» **PROBLEM TO SOLVE**
Gather the lines from the material that contain "Candidate".

*** RECORDS SUPPLIED ***

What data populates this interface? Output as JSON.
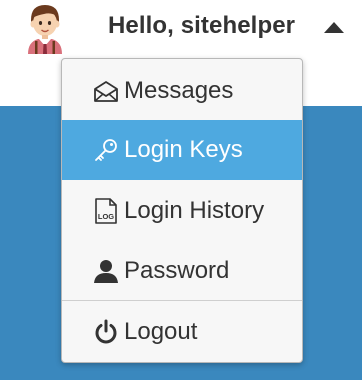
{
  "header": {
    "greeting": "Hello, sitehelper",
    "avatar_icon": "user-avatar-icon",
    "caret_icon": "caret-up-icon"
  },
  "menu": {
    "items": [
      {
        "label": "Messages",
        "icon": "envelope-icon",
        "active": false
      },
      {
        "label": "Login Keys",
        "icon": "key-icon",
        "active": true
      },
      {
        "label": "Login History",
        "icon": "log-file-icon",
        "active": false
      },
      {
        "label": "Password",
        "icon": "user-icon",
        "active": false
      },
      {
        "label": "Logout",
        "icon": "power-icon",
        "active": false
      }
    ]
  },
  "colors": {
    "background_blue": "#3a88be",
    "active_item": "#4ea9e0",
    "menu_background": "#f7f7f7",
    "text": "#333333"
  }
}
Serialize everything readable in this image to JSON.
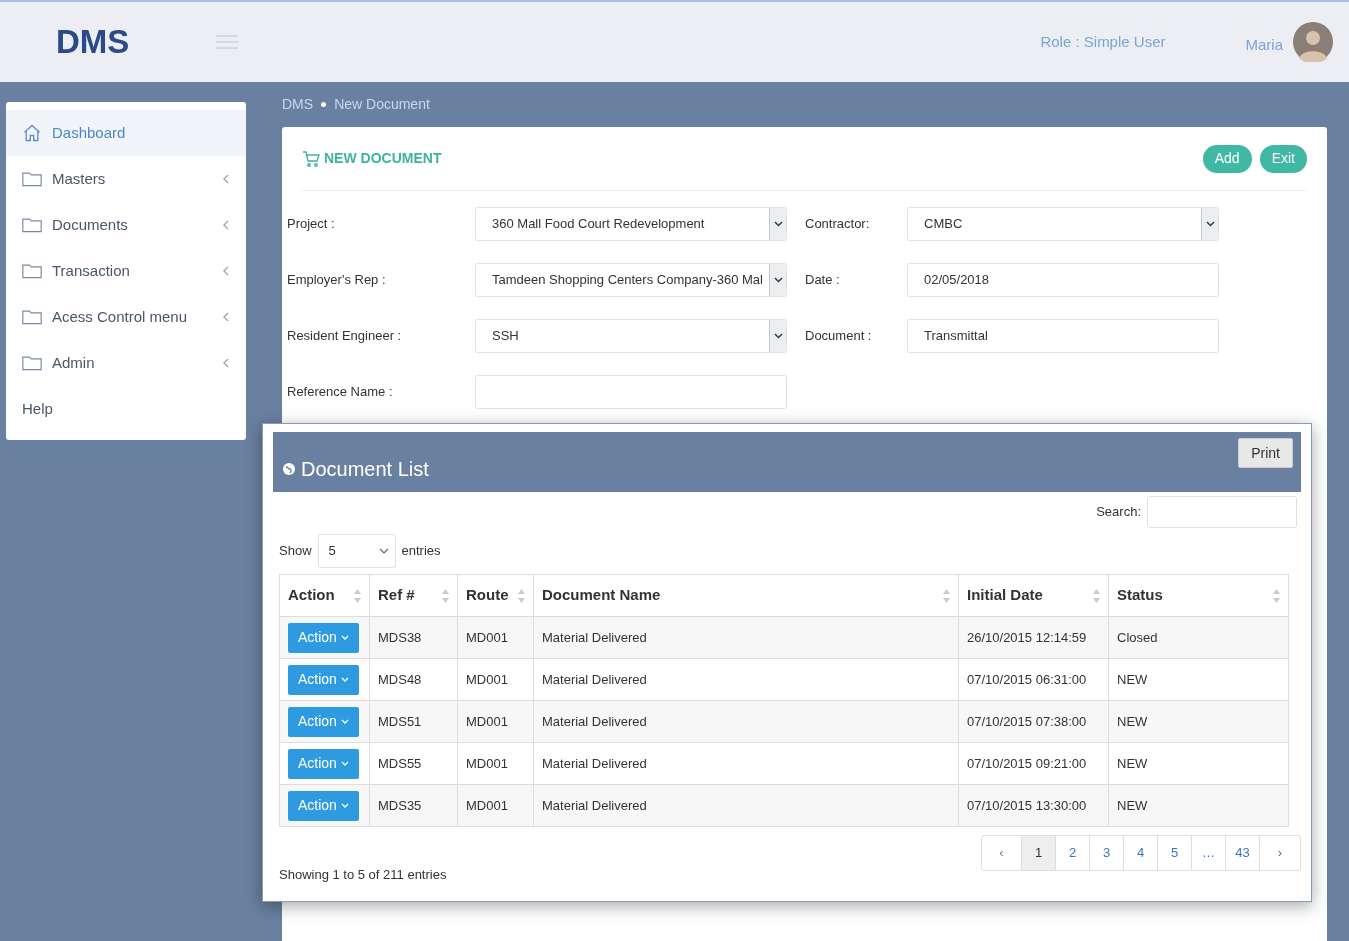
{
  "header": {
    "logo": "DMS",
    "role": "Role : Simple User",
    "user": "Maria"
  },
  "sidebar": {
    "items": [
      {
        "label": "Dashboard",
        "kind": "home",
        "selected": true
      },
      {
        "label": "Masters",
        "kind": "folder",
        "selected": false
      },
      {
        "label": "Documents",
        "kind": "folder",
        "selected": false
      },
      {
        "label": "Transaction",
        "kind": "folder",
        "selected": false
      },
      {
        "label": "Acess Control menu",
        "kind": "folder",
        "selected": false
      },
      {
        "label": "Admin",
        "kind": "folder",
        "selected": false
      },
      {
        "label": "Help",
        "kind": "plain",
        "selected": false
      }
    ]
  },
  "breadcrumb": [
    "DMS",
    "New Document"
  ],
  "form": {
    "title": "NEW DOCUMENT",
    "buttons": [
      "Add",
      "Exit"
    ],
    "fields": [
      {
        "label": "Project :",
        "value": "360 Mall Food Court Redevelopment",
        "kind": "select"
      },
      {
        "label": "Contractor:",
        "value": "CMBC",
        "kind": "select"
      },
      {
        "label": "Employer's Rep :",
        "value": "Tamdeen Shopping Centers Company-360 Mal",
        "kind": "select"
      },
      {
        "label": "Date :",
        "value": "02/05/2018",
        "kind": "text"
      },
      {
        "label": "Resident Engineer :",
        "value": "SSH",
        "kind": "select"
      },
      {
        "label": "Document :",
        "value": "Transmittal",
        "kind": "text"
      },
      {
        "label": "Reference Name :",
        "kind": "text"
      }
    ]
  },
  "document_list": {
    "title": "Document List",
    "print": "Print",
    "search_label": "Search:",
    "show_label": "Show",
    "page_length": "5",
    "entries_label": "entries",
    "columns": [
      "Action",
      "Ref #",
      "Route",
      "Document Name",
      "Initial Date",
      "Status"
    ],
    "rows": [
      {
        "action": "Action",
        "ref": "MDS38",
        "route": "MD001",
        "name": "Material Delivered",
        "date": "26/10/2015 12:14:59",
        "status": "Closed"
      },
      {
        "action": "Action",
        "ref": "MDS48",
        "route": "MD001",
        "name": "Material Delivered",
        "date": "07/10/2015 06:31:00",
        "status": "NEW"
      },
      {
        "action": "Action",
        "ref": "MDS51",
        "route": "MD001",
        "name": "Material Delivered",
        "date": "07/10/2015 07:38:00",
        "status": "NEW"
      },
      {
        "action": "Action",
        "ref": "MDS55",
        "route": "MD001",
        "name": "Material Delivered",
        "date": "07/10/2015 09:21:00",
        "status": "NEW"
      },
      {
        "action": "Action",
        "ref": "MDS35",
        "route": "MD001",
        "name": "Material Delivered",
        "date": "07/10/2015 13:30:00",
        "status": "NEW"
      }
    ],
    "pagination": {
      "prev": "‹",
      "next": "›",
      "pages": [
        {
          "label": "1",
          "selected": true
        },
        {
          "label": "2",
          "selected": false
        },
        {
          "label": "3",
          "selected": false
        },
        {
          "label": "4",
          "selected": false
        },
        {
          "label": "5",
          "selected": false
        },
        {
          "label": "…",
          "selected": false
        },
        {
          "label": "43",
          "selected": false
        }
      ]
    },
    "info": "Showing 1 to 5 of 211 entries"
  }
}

***
*** RECORDS SUPPLIED ***

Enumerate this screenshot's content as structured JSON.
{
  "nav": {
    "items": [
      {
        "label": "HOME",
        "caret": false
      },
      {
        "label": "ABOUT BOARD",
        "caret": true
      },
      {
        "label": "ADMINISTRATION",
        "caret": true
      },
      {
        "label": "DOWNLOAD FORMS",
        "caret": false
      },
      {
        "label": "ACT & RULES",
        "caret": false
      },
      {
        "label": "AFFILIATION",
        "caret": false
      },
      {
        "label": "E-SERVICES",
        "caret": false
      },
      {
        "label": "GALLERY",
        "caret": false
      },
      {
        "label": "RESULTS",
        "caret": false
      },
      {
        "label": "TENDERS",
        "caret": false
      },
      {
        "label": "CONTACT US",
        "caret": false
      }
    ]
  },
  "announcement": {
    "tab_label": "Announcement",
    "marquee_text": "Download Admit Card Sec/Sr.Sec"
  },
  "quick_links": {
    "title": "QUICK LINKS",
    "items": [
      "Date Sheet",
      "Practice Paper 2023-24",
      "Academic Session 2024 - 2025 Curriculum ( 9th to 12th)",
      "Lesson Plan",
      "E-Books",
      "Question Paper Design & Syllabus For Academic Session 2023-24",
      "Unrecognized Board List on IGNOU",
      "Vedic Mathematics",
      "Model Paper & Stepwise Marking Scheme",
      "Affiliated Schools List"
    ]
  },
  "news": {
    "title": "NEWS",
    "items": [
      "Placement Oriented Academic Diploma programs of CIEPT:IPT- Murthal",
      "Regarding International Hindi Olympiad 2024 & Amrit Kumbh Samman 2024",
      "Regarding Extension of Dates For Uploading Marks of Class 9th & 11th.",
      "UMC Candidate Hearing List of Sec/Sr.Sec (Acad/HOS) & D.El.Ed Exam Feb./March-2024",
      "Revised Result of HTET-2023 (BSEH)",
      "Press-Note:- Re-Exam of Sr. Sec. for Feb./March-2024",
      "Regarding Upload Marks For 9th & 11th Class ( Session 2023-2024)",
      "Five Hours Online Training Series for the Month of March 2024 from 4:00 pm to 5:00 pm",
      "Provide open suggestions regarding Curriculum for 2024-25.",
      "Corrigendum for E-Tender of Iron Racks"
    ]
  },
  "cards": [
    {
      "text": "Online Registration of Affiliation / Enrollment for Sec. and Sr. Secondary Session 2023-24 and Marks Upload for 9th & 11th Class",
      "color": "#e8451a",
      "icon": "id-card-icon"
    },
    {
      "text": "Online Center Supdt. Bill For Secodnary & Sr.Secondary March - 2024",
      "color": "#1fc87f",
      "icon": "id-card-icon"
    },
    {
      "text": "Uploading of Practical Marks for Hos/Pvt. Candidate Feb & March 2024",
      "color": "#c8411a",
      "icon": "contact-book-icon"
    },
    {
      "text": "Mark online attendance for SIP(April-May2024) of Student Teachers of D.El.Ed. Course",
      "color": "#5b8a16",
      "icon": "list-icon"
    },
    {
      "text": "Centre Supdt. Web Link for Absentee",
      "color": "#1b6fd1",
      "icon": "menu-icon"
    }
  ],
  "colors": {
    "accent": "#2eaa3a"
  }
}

***

» **TASK RESPONSE**
      "UMC Candidate Hearing List of Sec/Sr.Sec (Acad/HOS) & D.El.Ed Exam Feb./March-2024",
      "text": "Uploading of Practical Marks for Hos/Pvt. Candidate Feb & March 2024",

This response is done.